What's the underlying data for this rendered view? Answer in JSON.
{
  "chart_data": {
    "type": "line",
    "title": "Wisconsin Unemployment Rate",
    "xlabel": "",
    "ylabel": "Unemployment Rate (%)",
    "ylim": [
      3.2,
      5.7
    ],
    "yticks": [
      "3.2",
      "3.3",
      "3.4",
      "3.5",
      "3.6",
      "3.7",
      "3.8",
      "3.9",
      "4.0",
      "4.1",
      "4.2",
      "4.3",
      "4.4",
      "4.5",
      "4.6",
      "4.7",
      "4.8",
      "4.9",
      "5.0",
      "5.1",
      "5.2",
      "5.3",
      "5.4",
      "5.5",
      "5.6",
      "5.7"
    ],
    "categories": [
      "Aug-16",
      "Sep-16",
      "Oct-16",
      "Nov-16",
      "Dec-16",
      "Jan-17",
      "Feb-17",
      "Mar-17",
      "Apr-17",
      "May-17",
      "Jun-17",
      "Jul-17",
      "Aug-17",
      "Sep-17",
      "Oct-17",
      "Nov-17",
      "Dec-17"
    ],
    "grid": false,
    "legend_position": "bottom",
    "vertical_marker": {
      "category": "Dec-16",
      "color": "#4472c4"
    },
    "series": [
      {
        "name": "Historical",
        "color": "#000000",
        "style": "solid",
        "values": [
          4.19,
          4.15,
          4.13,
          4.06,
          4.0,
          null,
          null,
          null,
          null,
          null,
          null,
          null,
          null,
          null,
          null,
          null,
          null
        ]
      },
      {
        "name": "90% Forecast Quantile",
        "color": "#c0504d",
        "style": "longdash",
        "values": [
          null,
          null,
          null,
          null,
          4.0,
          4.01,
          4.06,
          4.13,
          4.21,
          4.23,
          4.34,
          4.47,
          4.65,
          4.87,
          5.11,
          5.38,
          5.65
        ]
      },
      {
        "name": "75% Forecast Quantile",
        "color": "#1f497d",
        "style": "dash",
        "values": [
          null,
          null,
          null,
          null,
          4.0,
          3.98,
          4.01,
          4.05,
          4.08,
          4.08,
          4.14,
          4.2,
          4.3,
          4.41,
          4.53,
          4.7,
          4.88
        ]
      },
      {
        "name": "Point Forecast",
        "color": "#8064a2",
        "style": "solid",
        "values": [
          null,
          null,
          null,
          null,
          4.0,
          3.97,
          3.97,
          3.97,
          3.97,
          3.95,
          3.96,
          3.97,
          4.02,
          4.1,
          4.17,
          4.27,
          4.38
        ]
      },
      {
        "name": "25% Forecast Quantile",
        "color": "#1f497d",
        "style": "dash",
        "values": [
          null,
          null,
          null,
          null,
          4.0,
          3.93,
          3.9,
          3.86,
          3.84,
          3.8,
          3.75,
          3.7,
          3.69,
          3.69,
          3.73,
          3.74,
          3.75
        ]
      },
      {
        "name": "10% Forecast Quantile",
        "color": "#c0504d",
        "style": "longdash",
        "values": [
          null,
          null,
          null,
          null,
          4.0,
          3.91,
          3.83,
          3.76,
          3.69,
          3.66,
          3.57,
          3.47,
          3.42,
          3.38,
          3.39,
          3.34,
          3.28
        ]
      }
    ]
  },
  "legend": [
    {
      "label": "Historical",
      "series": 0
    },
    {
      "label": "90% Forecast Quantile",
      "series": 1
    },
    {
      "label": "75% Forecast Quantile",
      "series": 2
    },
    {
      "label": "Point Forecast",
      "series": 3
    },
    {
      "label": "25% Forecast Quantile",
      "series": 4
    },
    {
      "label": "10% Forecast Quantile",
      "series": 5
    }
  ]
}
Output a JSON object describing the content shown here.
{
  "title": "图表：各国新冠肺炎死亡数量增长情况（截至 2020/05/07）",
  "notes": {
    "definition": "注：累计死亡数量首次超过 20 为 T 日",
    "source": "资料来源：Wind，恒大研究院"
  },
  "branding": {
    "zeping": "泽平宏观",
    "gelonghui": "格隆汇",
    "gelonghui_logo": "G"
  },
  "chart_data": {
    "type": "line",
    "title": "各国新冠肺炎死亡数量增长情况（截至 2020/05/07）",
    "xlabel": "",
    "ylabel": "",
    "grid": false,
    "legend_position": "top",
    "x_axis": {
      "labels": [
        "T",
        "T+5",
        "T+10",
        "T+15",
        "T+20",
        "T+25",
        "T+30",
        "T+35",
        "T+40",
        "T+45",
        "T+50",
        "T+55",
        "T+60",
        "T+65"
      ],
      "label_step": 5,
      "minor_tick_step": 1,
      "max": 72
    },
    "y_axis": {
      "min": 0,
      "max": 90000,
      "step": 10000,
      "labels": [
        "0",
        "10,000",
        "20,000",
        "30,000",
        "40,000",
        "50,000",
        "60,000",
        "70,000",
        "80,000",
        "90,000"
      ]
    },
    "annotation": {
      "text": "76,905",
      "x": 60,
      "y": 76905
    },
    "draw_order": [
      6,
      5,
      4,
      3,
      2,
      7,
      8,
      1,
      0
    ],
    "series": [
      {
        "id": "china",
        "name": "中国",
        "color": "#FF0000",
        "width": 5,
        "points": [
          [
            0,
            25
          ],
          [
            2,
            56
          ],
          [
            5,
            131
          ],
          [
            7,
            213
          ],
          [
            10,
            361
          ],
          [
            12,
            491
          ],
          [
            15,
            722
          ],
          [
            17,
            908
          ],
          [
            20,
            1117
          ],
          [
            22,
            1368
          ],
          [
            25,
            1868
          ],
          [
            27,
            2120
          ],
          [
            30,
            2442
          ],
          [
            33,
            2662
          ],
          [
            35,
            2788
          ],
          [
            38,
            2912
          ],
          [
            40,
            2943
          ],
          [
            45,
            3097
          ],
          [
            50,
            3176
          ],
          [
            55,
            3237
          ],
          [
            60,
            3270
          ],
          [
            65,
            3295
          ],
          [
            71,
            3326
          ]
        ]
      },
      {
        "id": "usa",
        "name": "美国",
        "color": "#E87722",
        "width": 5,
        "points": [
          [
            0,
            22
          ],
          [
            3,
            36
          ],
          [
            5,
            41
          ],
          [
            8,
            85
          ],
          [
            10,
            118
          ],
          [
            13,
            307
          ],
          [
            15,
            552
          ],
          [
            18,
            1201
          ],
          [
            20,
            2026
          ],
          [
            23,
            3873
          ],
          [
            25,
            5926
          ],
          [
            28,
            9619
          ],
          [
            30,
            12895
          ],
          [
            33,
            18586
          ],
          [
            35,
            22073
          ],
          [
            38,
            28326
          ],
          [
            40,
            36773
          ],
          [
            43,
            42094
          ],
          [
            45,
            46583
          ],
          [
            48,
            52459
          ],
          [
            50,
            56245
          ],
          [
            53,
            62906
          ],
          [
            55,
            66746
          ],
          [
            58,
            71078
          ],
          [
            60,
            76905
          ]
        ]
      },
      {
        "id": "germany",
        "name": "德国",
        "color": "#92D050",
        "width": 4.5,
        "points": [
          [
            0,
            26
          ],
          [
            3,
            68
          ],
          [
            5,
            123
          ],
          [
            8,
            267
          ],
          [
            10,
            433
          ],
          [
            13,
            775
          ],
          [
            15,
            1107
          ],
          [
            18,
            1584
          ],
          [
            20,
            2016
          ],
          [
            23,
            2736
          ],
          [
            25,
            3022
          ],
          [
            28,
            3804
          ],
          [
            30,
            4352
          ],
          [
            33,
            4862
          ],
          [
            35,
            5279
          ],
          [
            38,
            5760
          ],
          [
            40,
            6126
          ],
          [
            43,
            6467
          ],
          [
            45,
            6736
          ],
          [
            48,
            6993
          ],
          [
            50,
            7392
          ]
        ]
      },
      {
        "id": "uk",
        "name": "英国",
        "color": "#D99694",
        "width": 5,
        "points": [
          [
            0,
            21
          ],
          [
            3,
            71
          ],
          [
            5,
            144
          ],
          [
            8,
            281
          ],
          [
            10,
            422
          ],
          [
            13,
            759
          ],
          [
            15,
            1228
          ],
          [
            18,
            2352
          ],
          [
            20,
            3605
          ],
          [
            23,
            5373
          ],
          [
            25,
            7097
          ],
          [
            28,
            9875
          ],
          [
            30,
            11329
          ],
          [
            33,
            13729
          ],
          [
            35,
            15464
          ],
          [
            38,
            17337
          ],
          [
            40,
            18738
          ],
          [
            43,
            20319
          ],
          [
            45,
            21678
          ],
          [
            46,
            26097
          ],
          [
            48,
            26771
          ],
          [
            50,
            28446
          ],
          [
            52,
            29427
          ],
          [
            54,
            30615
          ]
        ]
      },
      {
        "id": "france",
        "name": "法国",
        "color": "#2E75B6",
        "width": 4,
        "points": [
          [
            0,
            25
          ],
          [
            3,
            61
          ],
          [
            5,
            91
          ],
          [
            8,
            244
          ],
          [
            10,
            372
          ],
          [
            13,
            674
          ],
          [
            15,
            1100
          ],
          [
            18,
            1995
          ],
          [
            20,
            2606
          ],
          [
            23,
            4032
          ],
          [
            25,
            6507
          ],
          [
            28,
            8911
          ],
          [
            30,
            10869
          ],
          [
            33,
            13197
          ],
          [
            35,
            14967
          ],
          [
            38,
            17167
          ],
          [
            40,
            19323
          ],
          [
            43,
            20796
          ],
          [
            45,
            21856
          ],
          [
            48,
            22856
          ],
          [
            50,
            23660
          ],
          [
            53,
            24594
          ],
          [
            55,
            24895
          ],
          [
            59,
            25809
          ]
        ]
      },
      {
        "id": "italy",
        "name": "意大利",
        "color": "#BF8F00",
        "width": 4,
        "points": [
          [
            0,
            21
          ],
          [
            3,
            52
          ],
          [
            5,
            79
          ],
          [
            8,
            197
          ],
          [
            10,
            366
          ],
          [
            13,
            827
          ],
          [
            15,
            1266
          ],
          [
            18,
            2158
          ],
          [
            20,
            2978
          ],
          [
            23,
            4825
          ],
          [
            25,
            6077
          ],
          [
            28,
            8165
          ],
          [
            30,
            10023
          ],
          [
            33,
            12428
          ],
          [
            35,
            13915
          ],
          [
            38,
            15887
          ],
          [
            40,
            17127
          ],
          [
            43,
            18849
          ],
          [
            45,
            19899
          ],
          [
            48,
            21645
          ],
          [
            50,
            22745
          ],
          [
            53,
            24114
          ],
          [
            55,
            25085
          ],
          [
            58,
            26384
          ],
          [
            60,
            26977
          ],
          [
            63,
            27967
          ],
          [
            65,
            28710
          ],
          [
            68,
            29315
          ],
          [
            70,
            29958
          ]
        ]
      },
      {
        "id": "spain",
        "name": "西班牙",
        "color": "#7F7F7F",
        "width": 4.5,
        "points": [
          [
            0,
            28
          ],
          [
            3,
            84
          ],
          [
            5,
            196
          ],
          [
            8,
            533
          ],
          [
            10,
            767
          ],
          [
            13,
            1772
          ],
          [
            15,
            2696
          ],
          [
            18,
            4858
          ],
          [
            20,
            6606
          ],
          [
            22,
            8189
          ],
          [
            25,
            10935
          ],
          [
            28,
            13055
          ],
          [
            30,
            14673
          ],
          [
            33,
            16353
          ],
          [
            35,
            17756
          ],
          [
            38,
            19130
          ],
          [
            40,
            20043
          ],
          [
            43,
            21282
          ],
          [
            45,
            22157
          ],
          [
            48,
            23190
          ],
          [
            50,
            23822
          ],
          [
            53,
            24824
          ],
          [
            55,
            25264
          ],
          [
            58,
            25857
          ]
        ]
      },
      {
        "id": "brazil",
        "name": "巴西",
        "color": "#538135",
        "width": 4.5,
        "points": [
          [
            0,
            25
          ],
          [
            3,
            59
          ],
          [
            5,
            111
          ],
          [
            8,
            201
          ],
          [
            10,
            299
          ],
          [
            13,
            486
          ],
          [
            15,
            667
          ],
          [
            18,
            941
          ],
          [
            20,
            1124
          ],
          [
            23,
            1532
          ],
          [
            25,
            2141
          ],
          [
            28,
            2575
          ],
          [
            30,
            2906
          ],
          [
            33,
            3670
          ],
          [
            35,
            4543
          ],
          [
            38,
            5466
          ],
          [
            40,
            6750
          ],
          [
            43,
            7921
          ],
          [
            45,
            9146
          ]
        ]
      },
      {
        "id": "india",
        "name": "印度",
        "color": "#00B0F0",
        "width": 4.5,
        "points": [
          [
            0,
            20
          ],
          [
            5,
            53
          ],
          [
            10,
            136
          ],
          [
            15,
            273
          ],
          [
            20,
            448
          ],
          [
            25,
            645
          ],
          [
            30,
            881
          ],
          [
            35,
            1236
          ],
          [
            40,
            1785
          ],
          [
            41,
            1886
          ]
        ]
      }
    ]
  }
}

## AIM
Copy out every line in the entries above that holds "Quantile".

## SOLUTION
        "name": "90% Forecast Quantile",
        "name": "75% Forecast Quantile",
        "name": "25% Forecast Quantile",
        "name": "10% Forecast Quantile",
      "label": "90% Forecast Quantile",
      "label": "75% Forecast Quantile",
      "label": "25% Forecast Quantile",
      "label": "10% Forecast Quantile",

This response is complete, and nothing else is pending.